____ Extracted information
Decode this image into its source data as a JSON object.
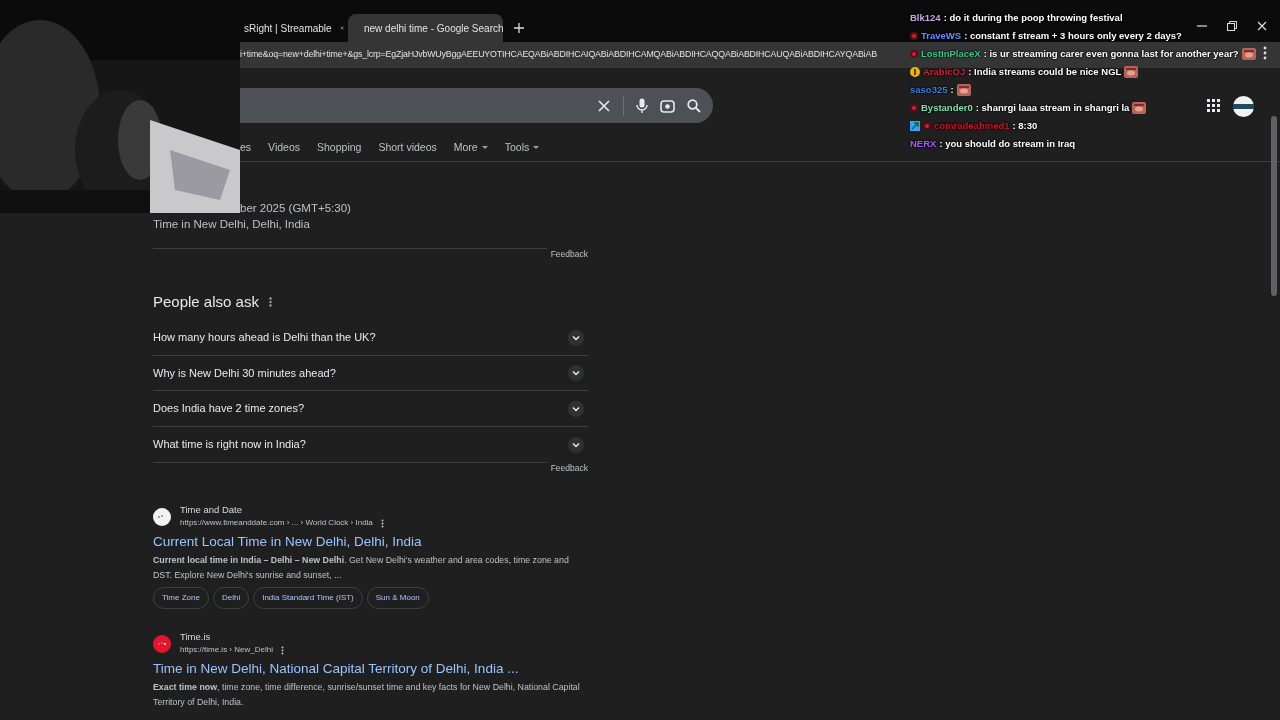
{
  "browser": {
    "tabs": [
      {
        "title": "sRight | Streamable",
        "selected": false
      },
      {
        "title": "new delhi time - Google Search",
        "selected": true
      }
    ],
    "url": "i+time&oq=new+delhi+time+&gs_lcrp=EgZjaHJvbWUyBggAEEUYOTIHCAEQABiABDIHCAIQABiABDIHCAMQABiABDIHCAQQABiABDIHCAUQABiABDIHCAYQABiAB"
  },
  "search": {
    "filters": [
      {
        "label": "es",
        "dropdown": false
      },
      {
        "label": "Videos",
        "dropdown": false
      },
      {
        "label": "Shopping",
        "dropdown": false
      },
      {
        "label": "Short videos",
        "dropdown": false
      },
      {
        "label": "More",
        "dropdown": true
      },
      {
        "label": "Tools",
        "dropdown": true
      }
    ]
  },
  "time_card": {
    "date": "ber 2025 (GMT+5:30)",
    "place": "Time in New Delhi, Delhi, India",
    "feedback": "Feedback"
  },
  "people_also_ask": {
    "title": "People also ask",
    "questions": [
      {
        "text": "How many hours ahead is Delhi than the UK?",
        "expanded": false
      },
      {
        "text": "Why is New Delhi 30 minutes ahead?",
        "expanded": false
      },
      {
        "text": "Does India have 2 time zones?",
        "expanded": false
      },
      {
        "text": "What time is right now in India?",
        "expanded": false
      }
    ],
    "feedback": "Feedback"
  },
  "results": [
    {
      "site": "Time and Date",
      "color": "#f1f3f4",
      "path": "https://www.timeanddate.com › ... › World Clock › India",
      "title": "Current Local Time in New Delhi, Delhi, India",
      "snippet": "**Current local time in India – Delhi – New Delhi**. Get New Delhi's weather and area codes, time zone and DST. Explore New Delhi's sunrise and sunset, ...",
      "chips": [
        "Time Zone",
        "Delhi",
        "India Standard Time (IST)",
        "Sun & Moon"
      ]
    },
    {
      "site": "Time.is",
      "color": "#e8142d",
      "path": "https://time.is › New_Delhi",
      "title": "Time in New Delhi, National Capital Territory of Delhi, India ...",
      "snippet": "**Exact time now**, time zone, time difference, sunrise/sunset time and key facts for New Delhi, National Capital Territory of Delhi, India."
    }
  ],
  "chat": [
    {
      "user": "Blk124",
      "color": "#c9a3ea",
      "message": ": do it during the poop throwing festival",
      "emote": false
    },
    {
      "user": "TraveWS",
      "color": "#6b8cff",
      "badges": [
        {
          "kind": "dot"
        }
      ],
      "message": ": constant f stream + 3 hours only every 2 days?",
      "emote": false
    },
    {
      "user": "LostInPlaceX",
      "color": "#35c98f",
      "badges": [
        {
          "kind": "dot"
        }
      ],
      "message": ": is ur streaming carer even gonna last for another year?",
      "emote": true
    },
    {
      "user": "ArabicOJ",
      "color": "#d0203a",
      "badges": [
        {
          "kind": "coin"
        }
      ],
      "message": ": India streams could be nice NGL",
      "emote": true
    },
    {
      "user": "saso325",
      "color": "#3b7ddd",
      "message": ":",
      "emote": true
    },
    {
      "user": "Bystander0",
      "color": "#7fe3b4",
      "badges": [
        {
          "kind": "dot"
        }
      ],
      "message": ": shanrgi laaa stream in shangri la",
      "emote": true
    },
    {
      "user": "comradeahmed1",
      "color": "#c8102e",
      "badges": [
        {
          "kind": "square"
        },
        {
          "kind": "dot"
        }
      ],
      "message": ": 8:30",
      "emote": false
    },
    {
      "user": "NERX",
      "color": "#a55cff",
      "message": ": you should do stream in Iraq",
      "emote": false
    }
  ]
}
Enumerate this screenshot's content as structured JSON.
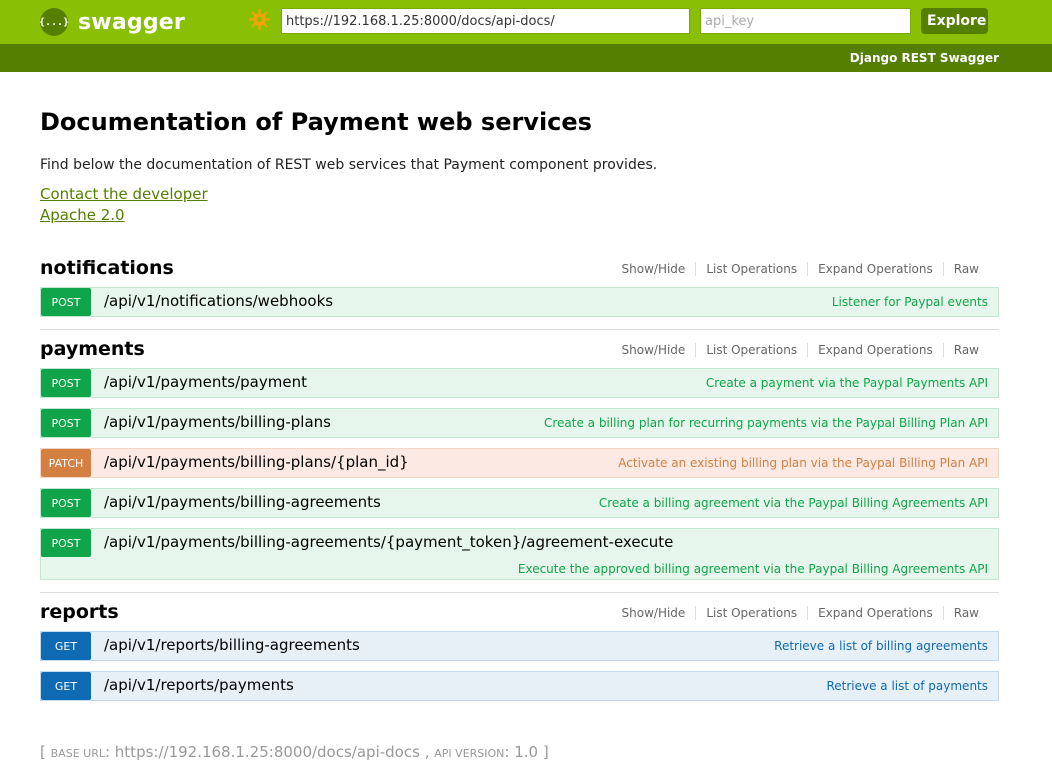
{
  "header": {
    "logo_text": "swagger",
    "logo_glyph": "{...}",
    "url_value": "https://192.168.1.25:8000/docs/api-docs/",
    "api_key_placeholder": "api_key",
    "explore_label": "Explore",
    "subtitle": "Django REST Swagger",
    "colors": {
      "bar": "#89bf04",
      "dark": "#547f00"
    }
  },
  "info": {
    "title": "Documentation of Payment web services",
    "description": "Find below the documentation of REST web services that Payment component provides.",
    "contact_label": "Contact the developer",
    "license_label": "Apache 2.0"
  },
  "resource_options": [
    "Show/Hide",
    "List Operations",
    "Expand Operations",
    "Raw"
  ],
  "resources": [
    {
      "name": "notifications",
      "operations": [
        {
          "method": "POST",
          "path": "/api/v1/notifications/webhooks",
          "summary": "Listener for Paypal events"
        }
      ]
    },
    {
      "name": "payments",
      "operations": [
        {
          "method": "POST",
          "path": "/api/v1/payments/payment",
          "summary": "Create a payment via the Paypal Payments API"
        },
        {
          "method": "POST",
          "path": "/api/v1/payments/billing-plans",
          "summary": "Create a billing plan for recurring payments via the Paypal Billing Plan API"
        },
        {
          "method": "PATCH",
          "path": "/api/v1/payments/billing-plans/{plan_id}",
          "summary": "Activate an existing billing plan via the Paypal Billing Plan API"
        },
        {
          "method": "POST",
          "path": "/api/v1/payments/billing-agreements",
          "summary": "Create a billing agreement via the Paypal Billing Agreements API"
        },
        {
          "method": "POST",
          "path": "/api/v1/payments/billing-agreements/{payment_token}/agreement-execute",
          "summary": "Execute the approved billing agreement via the Paypal Billing Agreements API"
        }
      ]
    },
    {
      "name": "reports",
      "operations": [
        {
          "method": "GET",
          "path": "/api/v1/reports/billing-agreements",
          "summary": "Retrieve a list of billing agreements"
        },
        {
          "method": "GET",
          "path": "/api/v1/reports/payments",
          "summary": "Retrieve a list of payments"
        }
      ]
    }
  ],
  "footer": {
    "open_bracket": "[",
    "base_url_label": "base url",
    "base_url": "https://192.168.1.25:8000/docs/api-docs",
    "separator": ",",
    "api_version_label": "api version",
    "api_version": "1.0",
    "close_bracket": "]"
  },
  "method_colors": {
    "POST": "#10a54a",
    "PATCH": "#d38042",
    "GET": "#0f6ab4"
  }
}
________
| Problem |
Go through the lines above. Select every one that has the string "services".

| Task output |
    "title": "Documentation of Payment web services",
    "description": "Find below the documentation of REST web services that Payment component provides.",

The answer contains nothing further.